* [Source passage]:

========================================================================

Hojabri et al. (2025) Spatio-temporal Dynamics of Land Surface Temperature and Land Use and Land Cover Changes in the Urmia Lake Basin: Exploring Land-Atmosphere Interactions Through Satellite Data and Ground Observations (2000–2023)

Identification

• Journal: Earth Systems and Environment
• Year: 2025
• Date: 2025-10-06
• Authors: Javid Hojabri, Yusuf Alizade Govarchin Ghale
• DOI: 10.1007/s41748-025-00808-7

Research Groups

• Department of Remote Sensing and GIS, University of Tehran, Tehran, Iran
• Department of Climate and Marine Sciences, Eurasia Institute of Earth Sciences, Istanbul Technical University, Maslak, Istanbul, Turkey

Short Summary

This study investigated the spatiotemporal dynamics of Land Surface Temperature (LST) and Land Use/Land Cover (LULC) changes in the Urmia Lake Basin (ULB), Iran, from 2000 to 2023. It revealed a significant 9.63 °C increase in Urmia Lake Surface Temperature (ULST) due to lake drying, while Basin Surface Temperature (BST) showed no consistent trend, partially mitigated by expanded irrigated agriculture.

Objective

• To investigate the spatiotemporal variations in Land Surface Temperature (LST) and Land Use/Land Cover (LULC) changes in the Urmia Lake Basin (ULB) from 2000 to 2023, with a focus on the month of August.

========================================================================

* [Required tasks]:
(1) According to the Urmia Lake study summary, how much did Urmia Lake Surface Temperature increase?
(2) Write a continuation of the Urmia Lake study summary, starting right after its last sentence.
The listing after this point comes from a different source.

* [Available data]:
========================================================================

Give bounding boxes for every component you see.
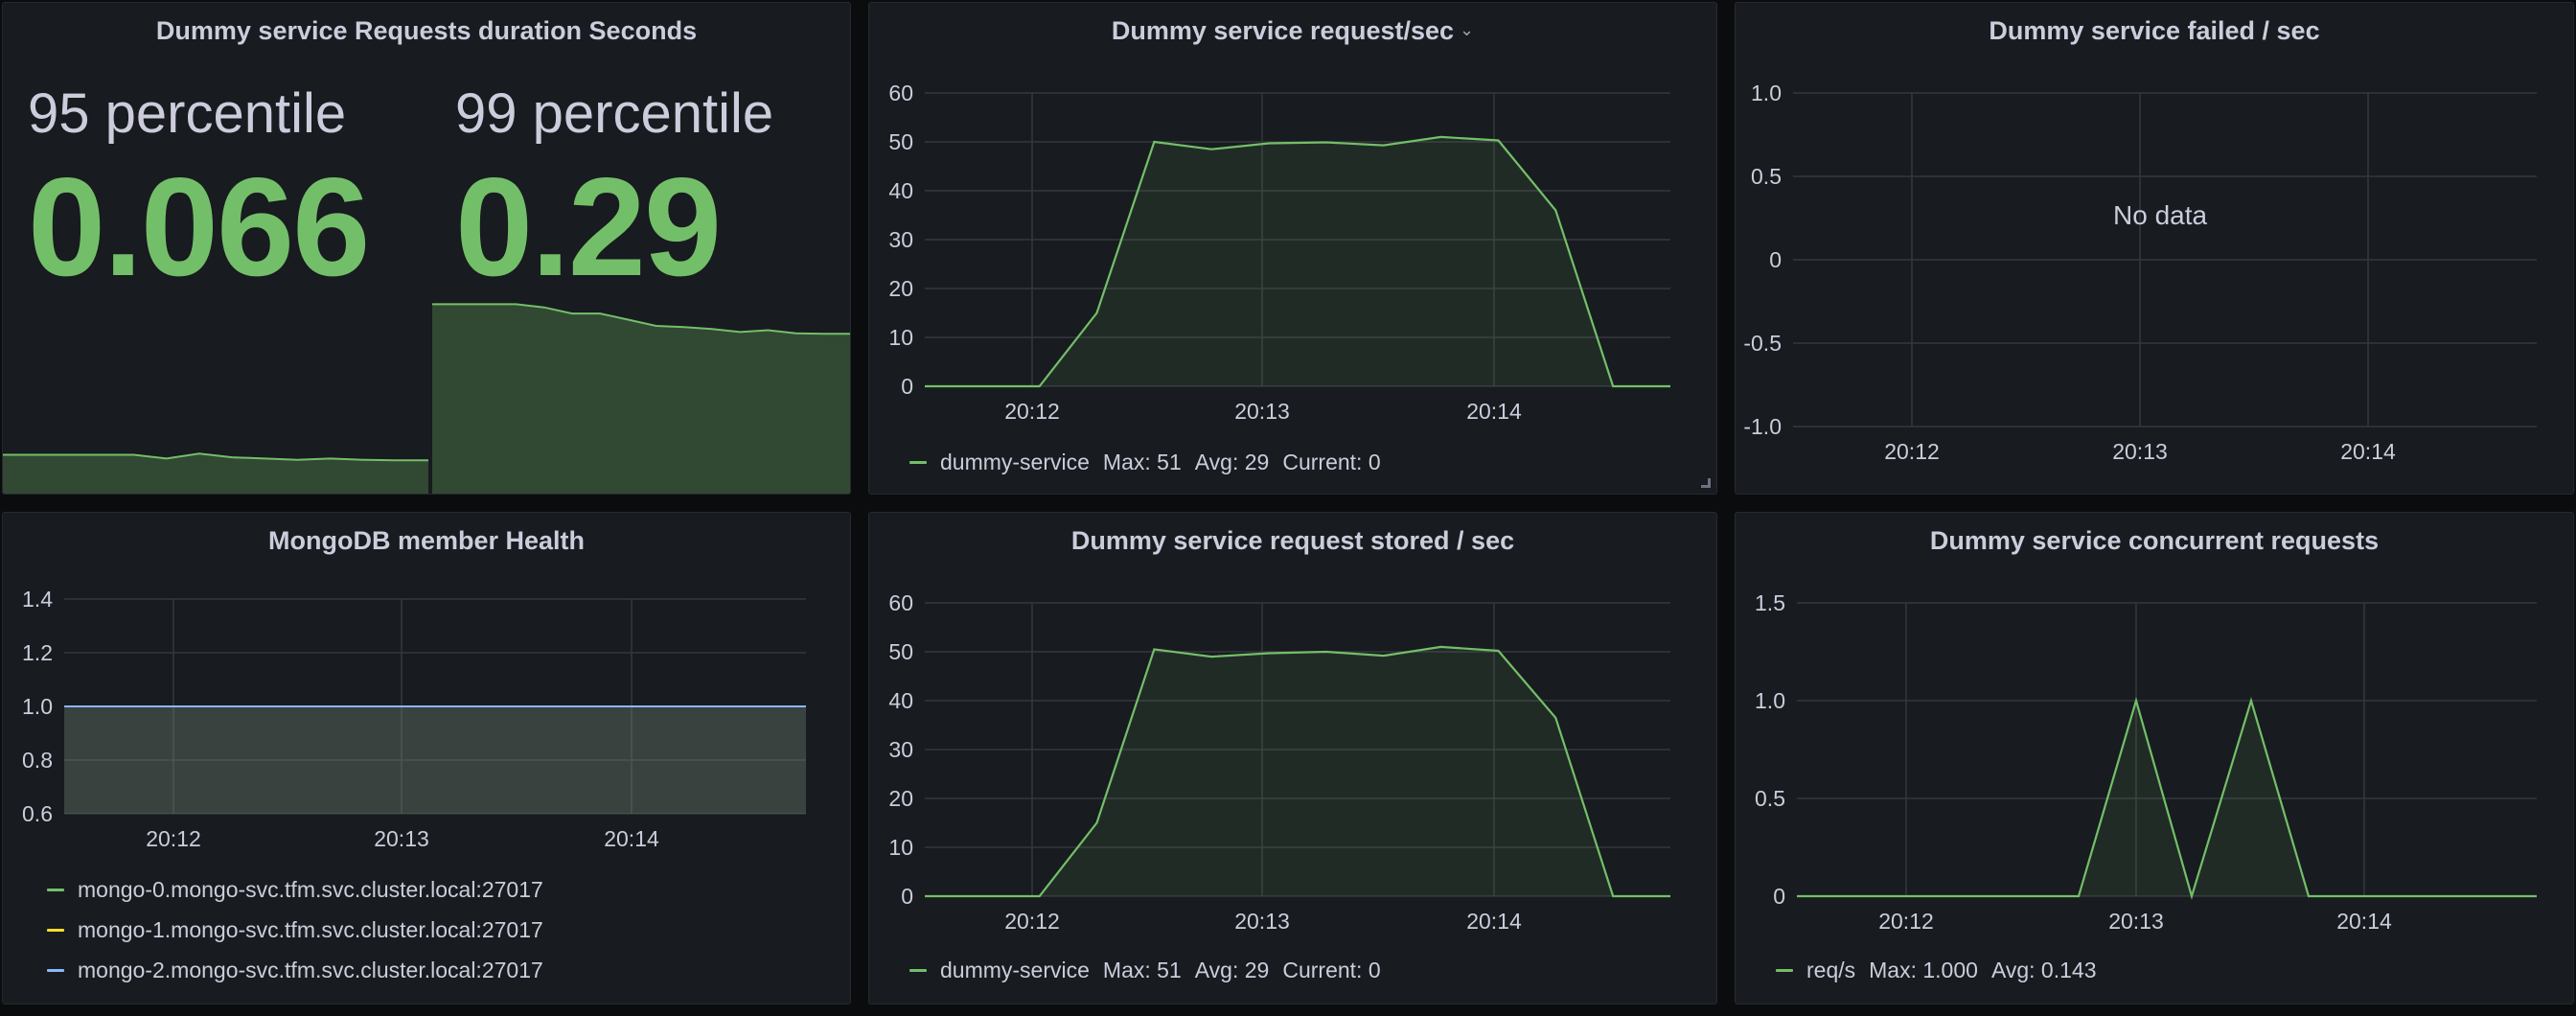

========================================================================

* [Results for each task]:
(1) It increased by 9.63 °C.

(2)
• To explore land-atmosphere interactions by linking temperature dynamics to LULC transformations, particularly the expansion of irrigated agriculture, and to investigate the dual impacts of lake desiccation and agricultural development on regional thermal behavior.

Study Configuration

• Spatial Scale: Urmia Lake Basin (ULB), northwestern Iran, covering approximately 52,000 km².
• Temporal Scale: 2000–2023, with a focus on August for LST analysis.

Methodology and Data

• Models used:
  • Supervised classification (for Landsat LULC mapping).
  • Normalized Difference Vegetation Index (NDVI) thresholding (NDVI = 0.3) for identifying irrigated lands.
  • Statistical parameters for accuracy assessment: Correlation coefficient (R), coefficient of determination (R²), Root Mean Square Error (RMSE), Mean Bias Error (MBE), and Percent Bias (PBIAS).
• Data sources:
  • Satellite:
    • MODIS/Terra (version 6, daytime): MOD11A2 (8-day LST product), MOD11C3 (monthly LST product), MOD13Q1 (16-day Vegetation product/NDVI).
    • Landsat: Landsat 7, Landsat 8, and Landsat 9 images for LULC change analysis.
  • Observation:
    • Ground-observed air temperature data from 5 synoptic stations (Tabriz, Urmia, Salmas, Miandoab, Bonab) for 2000–2011.
    • Urmia Lake water level data for August months.

Main Results

• The Urmia Lake Surface Temperature (ULST) increased significantly by 9.63 °C over the study period, rising from 28.13 °C in 2000 to 37.76 °C in 2023, primarily due to the lake's shrinkage and the exposure of salt flats and saline soils.
• The Basin Surface Temperature (BST) showed no consistent trend, with a net decrease of approximately 1 °C between 2000 and 2023. It declined from 2000 to 2009, peaked at 43.6 °C in 2017, and then decreased to 41 °C by 2023.
• Irrigated land area within the basin expanded by 1.83 times, from approximately 3,000 km² in 2000 to 5,630 km² by 2023.
• A strong inverse correlation was found between water level and ULST (R = -0.88), and between water level and irrigated lands (R = -0.65), both statistically significant (p-values ≤ 0.001).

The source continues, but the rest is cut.